Teks Ditampilkan =
##############################
Jum'at, 26/04/2024 10:44 WIB

Catat, Permendikbudristek Tentang Kekerasan Seksual Melenceng Dari Pancasila!

Selain itu, Ledia juga menyesalkan beberapa muatan dalam isi Peraturan Menteri ini melenceng jauh dari nilai-nilai Pancasila dan bahkan cenderung pada nilai-nilai liberalisme. Landasan norma agama yang seharusnya menjadi prinsip pencegahan dan penanganan kekerasan seksual yang termuat di pasal 3 juga tidak dimasukan.

Anggota Komisi X DPR RI dari Fraksi PKS, Ledia Hanifa Amaliah. (Foto: Dok. Mina News)

Jakarta, Jurnas.com - Anggota Komisi X DPR RI, Ledia Hanifa Amaliah menyoroti Permendikbudristek No 30 Tahun 2021 Tentang Pencegahan dan Penanganan Kekerasan Seksual di Lingkungan Perguruan Tinggi yang belum lama ini baru diterbitkan.
##############################
Baris Tersimpan =
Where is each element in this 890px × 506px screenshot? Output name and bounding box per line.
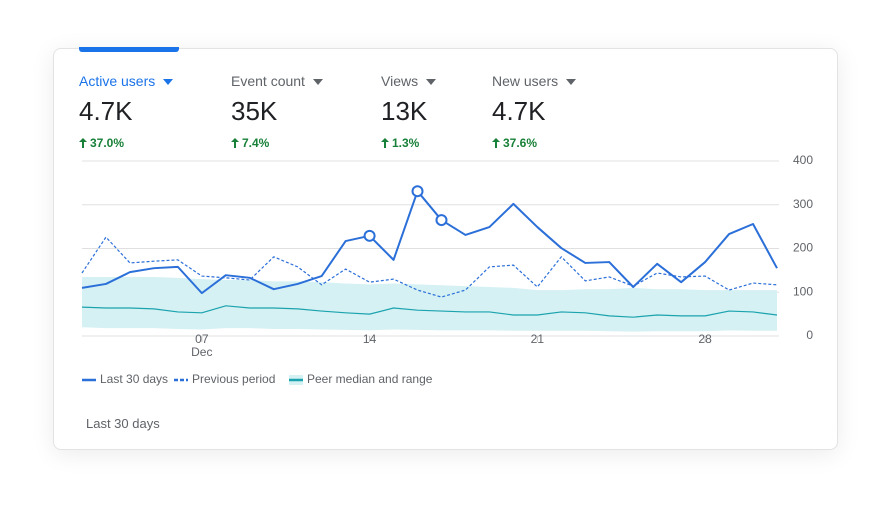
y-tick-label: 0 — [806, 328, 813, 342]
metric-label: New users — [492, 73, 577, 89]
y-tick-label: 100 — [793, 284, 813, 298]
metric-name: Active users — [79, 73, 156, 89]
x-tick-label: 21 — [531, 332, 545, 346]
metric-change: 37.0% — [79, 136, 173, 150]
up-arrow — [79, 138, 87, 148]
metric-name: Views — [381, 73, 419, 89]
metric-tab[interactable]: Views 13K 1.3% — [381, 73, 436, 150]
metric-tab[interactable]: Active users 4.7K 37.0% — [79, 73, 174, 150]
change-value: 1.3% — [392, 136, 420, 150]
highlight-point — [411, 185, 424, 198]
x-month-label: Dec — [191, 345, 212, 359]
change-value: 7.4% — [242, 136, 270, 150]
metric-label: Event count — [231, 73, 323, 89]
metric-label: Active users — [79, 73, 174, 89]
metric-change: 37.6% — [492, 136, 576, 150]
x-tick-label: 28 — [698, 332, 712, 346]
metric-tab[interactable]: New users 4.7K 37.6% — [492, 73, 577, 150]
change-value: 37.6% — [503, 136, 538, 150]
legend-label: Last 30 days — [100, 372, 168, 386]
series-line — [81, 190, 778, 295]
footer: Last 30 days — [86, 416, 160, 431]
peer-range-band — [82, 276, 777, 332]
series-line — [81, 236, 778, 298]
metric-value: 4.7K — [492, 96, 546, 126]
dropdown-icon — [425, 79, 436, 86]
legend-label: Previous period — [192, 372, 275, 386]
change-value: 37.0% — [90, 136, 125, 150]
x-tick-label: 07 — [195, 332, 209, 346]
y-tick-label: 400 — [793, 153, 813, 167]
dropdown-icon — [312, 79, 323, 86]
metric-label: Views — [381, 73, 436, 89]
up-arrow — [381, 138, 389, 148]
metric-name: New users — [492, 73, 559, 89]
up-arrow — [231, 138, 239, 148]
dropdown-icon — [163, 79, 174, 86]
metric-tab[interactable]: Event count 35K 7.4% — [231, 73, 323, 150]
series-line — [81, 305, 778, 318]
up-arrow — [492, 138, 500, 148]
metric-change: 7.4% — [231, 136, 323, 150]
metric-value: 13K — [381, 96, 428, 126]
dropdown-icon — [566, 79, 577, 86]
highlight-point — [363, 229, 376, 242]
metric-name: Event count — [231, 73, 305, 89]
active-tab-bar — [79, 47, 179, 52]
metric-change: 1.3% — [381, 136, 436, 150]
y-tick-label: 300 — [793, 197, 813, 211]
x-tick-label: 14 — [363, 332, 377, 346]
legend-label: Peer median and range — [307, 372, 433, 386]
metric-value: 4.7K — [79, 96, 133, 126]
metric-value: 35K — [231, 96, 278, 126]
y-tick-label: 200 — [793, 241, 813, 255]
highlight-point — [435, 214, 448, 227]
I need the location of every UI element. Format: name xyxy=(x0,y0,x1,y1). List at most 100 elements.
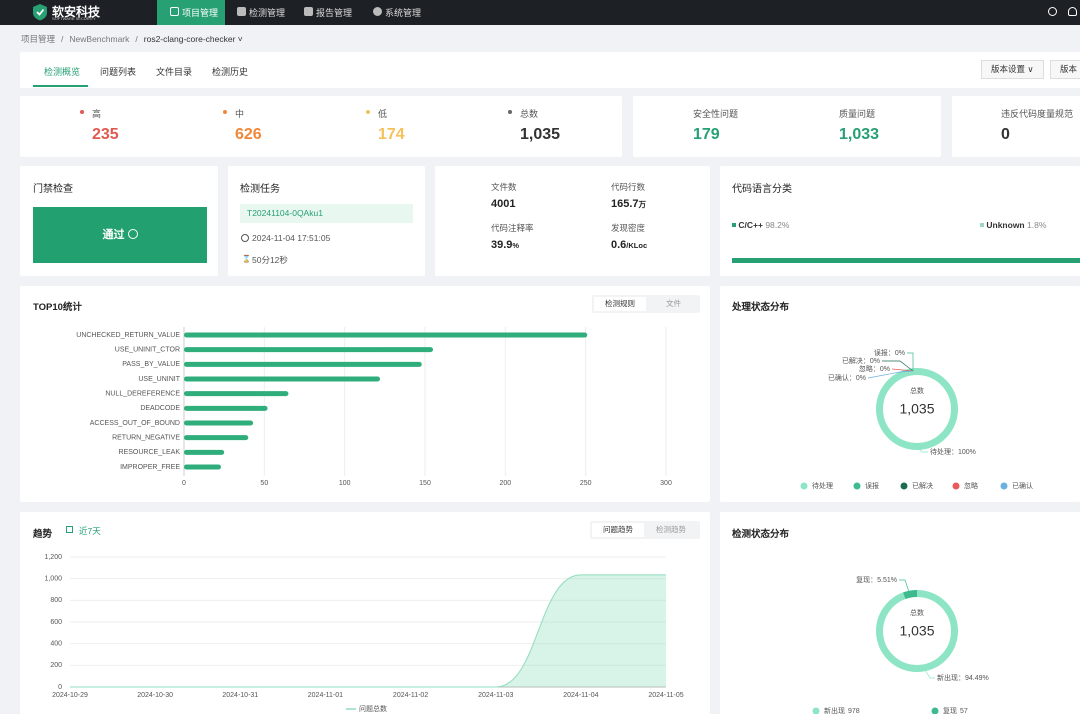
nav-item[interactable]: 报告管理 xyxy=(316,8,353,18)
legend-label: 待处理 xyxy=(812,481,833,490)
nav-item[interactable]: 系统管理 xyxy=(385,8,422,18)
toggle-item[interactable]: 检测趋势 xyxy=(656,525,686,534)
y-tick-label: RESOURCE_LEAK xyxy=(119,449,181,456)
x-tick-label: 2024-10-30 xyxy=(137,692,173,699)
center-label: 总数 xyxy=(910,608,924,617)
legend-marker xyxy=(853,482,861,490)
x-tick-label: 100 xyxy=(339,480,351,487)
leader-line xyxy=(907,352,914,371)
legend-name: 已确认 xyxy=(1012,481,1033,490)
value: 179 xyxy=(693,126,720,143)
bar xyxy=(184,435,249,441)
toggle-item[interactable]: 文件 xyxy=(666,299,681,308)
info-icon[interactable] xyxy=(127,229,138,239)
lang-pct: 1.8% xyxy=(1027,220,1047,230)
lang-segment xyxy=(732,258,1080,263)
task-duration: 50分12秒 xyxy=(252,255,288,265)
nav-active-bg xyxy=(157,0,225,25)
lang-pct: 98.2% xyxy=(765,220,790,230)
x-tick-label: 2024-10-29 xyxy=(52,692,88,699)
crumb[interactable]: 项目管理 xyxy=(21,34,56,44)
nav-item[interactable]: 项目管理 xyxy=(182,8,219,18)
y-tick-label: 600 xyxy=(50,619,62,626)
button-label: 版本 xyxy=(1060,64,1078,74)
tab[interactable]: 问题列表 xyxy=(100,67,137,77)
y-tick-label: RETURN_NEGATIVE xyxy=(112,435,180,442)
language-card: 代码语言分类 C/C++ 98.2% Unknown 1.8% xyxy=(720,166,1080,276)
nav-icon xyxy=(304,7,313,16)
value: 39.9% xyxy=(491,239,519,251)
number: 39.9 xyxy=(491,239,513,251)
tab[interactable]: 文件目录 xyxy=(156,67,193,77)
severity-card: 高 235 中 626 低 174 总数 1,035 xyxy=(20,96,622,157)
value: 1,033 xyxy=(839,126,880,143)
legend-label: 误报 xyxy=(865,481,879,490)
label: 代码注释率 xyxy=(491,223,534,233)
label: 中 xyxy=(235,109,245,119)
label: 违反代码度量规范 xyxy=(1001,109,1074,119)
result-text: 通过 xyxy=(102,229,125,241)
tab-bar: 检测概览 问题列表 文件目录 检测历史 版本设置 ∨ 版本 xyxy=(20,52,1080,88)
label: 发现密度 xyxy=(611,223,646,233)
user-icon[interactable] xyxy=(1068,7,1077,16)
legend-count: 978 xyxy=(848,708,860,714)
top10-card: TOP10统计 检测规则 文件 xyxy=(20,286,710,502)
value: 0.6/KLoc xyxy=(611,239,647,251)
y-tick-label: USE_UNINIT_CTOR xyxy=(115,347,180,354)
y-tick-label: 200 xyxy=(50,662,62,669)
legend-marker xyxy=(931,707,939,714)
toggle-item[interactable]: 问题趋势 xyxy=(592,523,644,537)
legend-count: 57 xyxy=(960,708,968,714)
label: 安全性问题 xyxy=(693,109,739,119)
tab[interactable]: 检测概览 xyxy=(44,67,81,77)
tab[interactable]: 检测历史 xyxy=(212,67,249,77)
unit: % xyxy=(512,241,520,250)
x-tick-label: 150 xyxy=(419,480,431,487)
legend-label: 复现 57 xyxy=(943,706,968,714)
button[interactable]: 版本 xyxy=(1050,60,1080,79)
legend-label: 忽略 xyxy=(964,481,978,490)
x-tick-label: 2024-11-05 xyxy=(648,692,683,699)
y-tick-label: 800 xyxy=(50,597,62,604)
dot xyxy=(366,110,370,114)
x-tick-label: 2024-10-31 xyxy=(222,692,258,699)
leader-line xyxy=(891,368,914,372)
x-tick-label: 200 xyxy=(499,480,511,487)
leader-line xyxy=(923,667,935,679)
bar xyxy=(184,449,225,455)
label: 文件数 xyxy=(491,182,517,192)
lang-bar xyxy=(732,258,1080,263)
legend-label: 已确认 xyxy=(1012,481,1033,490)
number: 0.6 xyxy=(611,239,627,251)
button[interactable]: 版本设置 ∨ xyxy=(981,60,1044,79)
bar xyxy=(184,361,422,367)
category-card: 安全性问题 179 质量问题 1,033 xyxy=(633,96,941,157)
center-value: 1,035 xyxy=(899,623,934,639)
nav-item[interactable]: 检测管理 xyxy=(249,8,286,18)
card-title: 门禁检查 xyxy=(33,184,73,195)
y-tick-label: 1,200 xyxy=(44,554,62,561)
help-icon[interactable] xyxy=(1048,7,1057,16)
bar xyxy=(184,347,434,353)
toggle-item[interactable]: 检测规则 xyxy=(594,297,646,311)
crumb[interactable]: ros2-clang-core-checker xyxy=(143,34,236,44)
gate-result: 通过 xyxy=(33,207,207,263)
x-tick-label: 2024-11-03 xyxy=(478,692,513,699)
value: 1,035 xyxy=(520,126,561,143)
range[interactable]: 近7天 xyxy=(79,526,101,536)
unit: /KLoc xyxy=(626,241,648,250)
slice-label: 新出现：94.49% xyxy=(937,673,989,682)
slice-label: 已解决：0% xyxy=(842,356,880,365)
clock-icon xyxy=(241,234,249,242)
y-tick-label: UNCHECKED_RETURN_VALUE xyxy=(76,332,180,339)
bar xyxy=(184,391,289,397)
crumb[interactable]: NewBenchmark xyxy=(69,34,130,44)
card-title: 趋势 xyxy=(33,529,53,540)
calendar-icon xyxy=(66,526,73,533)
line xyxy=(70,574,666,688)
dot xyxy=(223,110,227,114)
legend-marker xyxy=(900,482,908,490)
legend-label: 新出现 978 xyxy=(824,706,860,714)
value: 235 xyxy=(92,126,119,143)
##############################
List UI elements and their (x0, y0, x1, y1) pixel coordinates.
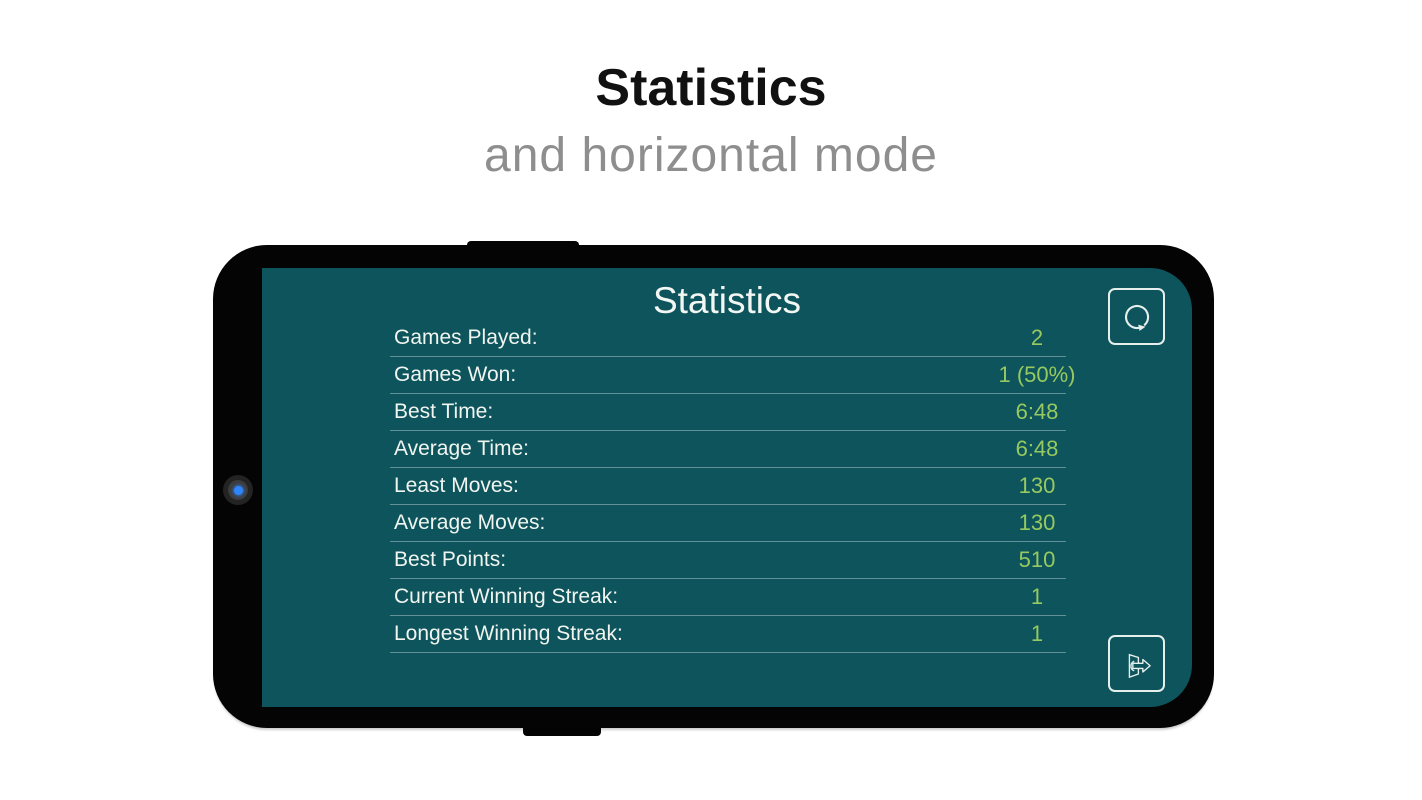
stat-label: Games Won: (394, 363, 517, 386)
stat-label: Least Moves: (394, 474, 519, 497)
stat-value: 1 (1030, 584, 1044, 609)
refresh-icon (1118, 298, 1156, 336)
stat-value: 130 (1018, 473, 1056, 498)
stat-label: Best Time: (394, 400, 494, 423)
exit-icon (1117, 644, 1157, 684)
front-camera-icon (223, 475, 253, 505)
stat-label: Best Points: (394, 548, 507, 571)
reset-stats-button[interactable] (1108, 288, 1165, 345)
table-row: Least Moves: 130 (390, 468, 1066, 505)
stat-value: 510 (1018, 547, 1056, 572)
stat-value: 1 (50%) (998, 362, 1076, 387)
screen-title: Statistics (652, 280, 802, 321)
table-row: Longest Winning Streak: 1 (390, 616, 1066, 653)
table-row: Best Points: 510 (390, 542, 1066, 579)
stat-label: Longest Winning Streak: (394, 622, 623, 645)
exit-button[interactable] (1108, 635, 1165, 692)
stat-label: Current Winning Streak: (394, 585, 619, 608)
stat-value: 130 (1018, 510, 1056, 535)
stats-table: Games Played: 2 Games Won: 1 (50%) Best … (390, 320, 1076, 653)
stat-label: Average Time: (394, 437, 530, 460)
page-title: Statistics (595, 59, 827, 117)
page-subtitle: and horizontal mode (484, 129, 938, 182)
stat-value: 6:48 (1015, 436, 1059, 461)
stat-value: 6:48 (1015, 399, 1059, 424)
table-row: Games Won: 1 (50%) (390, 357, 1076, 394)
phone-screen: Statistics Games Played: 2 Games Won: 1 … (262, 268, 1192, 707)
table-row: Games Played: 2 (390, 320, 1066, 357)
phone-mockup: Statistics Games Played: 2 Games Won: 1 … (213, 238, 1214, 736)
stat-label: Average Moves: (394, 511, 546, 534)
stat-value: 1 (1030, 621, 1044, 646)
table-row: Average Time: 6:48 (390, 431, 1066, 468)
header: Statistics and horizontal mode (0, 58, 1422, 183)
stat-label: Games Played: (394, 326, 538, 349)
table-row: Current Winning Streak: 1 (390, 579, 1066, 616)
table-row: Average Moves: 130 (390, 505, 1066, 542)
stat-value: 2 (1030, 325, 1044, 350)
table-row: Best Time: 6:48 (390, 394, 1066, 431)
##############################
Daftar Tugas =
• a. Jawablah pertanyaan berikut berdasarkan teks berita:
(i) Pada hari dan tanggal berapa teks berita ini dimuat?
(ii) Ledia Hanifa Amaliah merupakan anggota komisi apa dan dari fraksi mana?
(iii) Berapa nomor dan tahun Permendikbudristek yang disoroti Ledia?
• b. Tentukan apakah setiap pernyataan berikut sesuai dengan teks berita. Jawab ya atau tidak, lalu sertakan kutipan yang menentukan jawaban.
(i) Peraturan yang dibahas mengatur kekerasan seksual di lingkungan perguruan tinggi.
(ii) Ledia menilai sejumlah muatan peraturan itu sejalan dengan nilai-nilai Pancasila.
(iii) Foto Ledia dalam teks berita bersumber dari dokumentasi Jurnas.com.
Jadikan teks berita sebagai satu-satunya acuan, bukan catatan.

Jawaban Berurutan =
• a.
(i) Jum'at, 26/04/2024
(ii) Komisi X DPR RI, Fraksi PKS
(iii) No 30 Tahun 2021

• b.
(i) Ya: "Tentang Pencegahan dan Penanganan Kekerasan Seksual di Lingkungan Perguruan Tinggi"
(ii) Tidak: "melenceng jauh dari nilai-nilai Pancasila"
(iii) Tidak: "(Foto: Dok. Mina News)"